== 阅读材料 ==
环境要求
已安装conda环境,如未安装,可参照Public_cluster Conda使用指南
申请GPU资源
在Public_cluster申请一个GPU计算节点,指定gpu队列,2个CPU核、1块GPU卡,指定最大占用时间为1小时。
[wzq@workstation ~]$salloc -N 1 -n 2 -p gpu --gres=gpu:1 -t 1:00:00
salloc: Pending job allocation 3452 ###生成任务ID为3452
salloc: Waiting for resource configuration
salloc: Nodes gpu2 are ready for job ###分配gpu1节点供任务使用
SSH登录到分配到的GPU计算节点上。
(base) [wzq@workstation ~]$ ssh gpu2 ###登录gpu1节点
Warning: Permanently added 'gpu1,192.168.0.3' (ECDSA) to the list of known hosts.
===
== 所给信息 ==
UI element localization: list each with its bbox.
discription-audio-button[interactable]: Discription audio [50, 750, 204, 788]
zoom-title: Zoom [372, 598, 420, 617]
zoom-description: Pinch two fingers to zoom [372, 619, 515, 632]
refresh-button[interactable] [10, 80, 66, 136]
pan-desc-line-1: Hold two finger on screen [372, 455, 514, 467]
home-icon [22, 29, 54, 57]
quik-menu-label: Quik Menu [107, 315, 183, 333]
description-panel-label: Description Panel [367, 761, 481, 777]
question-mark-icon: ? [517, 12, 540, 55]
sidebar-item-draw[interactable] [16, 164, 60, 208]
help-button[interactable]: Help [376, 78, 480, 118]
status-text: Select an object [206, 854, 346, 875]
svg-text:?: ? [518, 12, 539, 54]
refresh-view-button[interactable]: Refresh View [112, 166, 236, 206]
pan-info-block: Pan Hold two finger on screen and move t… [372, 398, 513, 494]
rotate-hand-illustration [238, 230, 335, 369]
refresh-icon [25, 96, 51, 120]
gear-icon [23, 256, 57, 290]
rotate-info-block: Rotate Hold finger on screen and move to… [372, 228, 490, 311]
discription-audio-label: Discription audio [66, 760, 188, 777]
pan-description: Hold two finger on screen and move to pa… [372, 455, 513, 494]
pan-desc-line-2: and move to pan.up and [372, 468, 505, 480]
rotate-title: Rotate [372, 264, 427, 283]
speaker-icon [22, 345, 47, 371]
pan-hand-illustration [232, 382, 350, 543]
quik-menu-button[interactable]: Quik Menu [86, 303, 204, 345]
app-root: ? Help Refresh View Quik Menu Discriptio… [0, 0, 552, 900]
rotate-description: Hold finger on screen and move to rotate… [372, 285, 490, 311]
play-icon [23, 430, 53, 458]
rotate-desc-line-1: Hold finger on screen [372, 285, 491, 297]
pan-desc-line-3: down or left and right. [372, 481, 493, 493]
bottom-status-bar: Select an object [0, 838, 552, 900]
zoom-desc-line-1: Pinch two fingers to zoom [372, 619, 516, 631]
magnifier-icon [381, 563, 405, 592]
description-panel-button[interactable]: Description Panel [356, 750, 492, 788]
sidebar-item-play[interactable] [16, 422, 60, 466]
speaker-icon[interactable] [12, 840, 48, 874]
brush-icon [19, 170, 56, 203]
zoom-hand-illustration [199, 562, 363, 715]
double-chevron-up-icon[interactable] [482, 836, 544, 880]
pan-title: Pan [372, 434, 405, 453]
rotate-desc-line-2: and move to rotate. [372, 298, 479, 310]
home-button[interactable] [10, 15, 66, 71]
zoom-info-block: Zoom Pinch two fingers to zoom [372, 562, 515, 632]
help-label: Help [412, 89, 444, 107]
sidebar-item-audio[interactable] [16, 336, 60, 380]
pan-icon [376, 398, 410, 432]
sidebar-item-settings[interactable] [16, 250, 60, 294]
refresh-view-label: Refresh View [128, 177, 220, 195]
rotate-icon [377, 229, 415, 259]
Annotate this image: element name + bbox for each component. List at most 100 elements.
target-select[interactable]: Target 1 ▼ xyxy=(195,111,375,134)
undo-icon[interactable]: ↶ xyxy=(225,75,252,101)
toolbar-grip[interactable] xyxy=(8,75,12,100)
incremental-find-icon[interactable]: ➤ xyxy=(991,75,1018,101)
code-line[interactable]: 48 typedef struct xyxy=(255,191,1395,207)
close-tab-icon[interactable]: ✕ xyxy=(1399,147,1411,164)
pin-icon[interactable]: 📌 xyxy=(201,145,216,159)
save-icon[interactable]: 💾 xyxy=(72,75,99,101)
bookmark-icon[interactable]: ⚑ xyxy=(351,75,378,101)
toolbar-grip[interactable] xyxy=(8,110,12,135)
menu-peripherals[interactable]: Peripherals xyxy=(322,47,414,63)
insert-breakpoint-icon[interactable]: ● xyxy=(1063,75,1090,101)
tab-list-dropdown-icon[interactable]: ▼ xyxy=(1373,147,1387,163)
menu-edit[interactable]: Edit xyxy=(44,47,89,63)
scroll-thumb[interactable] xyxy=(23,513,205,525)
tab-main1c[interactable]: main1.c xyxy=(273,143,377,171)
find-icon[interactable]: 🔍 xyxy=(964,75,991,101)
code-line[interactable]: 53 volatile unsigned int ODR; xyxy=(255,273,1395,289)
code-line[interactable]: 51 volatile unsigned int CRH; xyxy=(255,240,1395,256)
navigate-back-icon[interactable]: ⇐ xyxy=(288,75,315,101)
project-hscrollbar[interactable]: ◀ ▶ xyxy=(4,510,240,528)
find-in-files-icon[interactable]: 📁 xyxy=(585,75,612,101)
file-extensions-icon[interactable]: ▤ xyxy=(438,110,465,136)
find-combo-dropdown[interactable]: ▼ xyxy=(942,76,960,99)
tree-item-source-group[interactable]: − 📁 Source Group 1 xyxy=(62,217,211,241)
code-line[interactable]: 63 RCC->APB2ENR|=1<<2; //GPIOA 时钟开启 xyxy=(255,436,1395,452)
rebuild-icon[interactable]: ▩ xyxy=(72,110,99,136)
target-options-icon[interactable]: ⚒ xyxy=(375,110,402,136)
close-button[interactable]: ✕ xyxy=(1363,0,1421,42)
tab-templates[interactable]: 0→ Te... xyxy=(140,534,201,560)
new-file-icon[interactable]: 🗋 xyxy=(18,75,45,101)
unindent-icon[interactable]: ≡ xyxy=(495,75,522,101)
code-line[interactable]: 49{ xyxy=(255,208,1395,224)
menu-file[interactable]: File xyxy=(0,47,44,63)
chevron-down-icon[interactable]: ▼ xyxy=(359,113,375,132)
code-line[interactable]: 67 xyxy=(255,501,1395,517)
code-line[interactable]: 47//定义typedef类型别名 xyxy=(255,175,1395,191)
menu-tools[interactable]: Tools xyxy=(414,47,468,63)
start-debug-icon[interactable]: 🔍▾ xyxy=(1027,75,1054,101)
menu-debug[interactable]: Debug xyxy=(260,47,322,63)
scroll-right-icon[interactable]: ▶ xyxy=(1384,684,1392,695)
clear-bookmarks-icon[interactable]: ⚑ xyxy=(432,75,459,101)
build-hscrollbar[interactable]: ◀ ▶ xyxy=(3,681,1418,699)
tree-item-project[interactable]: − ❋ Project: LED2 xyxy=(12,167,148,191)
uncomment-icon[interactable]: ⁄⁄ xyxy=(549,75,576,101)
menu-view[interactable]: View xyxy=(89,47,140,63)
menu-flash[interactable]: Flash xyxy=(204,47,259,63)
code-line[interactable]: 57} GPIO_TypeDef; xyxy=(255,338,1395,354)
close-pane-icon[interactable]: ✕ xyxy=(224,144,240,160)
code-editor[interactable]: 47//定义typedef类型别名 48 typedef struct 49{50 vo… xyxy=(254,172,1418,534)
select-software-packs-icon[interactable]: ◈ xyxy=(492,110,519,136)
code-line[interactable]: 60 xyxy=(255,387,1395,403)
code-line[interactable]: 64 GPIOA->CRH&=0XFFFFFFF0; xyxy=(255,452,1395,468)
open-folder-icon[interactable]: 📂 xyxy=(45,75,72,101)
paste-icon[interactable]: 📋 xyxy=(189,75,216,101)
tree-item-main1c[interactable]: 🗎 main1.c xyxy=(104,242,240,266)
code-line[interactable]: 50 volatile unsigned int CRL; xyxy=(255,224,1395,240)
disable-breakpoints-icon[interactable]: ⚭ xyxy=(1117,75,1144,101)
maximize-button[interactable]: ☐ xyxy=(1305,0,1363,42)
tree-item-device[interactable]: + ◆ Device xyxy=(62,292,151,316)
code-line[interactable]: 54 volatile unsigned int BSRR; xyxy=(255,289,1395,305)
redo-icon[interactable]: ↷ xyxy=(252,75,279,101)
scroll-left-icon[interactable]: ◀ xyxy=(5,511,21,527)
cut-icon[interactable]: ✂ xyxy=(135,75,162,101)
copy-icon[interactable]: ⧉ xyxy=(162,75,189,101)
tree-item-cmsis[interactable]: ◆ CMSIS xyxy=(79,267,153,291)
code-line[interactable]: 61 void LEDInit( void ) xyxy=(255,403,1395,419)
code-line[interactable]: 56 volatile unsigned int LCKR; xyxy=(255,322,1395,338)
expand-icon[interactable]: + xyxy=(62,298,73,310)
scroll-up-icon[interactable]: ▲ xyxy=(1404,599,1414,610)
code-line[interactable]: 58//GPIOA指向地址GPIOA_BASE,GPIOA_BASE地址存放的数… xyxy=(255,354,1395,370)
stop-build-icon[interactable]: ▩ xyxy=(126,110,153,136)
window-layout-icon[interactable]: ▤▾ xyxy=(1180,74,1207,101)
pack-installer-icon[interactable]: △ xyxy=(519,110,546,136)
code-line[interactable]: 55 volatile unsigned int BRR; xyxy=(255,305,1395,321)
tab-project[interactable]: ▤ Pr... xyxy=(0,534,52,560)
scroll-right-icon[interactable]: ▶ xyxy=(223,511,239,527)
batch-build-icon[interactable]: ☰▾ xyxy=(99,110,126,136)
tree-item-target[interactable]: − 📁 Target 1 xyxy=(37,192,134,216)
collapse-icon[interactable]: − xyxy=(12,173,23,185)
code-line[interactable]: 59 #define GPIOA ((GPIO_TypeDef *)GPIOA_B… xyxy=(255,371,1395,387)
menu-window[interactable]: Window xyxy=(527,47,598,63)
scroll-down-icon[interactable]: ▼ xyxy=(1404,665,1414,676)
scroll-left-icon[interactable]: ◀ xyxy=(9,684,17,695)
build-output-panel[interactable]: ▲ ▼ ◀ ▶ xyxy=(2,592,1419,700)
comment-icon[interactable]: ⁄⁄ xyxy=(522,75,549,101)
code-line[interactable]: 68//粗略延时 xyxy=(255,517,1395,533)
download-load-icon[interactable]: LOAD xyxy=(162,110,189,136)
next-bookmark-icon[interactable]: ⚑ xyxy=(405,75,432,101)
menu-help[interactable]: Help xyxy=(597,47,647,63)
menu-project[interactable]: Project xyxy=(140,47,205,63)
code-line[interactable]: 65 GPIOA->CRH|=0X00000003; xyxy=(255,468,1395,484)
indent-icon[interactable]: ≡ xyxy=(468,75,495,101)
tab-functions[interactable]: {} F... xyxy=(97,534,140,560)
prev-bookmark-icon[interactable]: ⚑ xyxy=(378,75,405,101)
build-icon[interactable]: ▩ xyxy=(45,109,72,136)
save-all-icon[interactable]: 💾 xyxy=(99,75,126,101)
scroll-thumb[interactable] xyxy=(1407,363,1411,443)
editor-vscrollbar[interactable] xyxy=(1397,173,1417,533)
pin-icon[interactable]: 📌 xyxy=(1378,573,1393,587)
===
■ 你的任务:
把阅读材料中以"在Public_cluster申请一个GPU计算节点"开头的那段话改写成要点列表,保留其中的主要信息。

■ 练习结果:
- 申请对象:Public_cluster上的一个GPU计算节点
- 队列:gpu
- 资源:2个CPU核、1块GPU卡
- 最大占用时间:1小时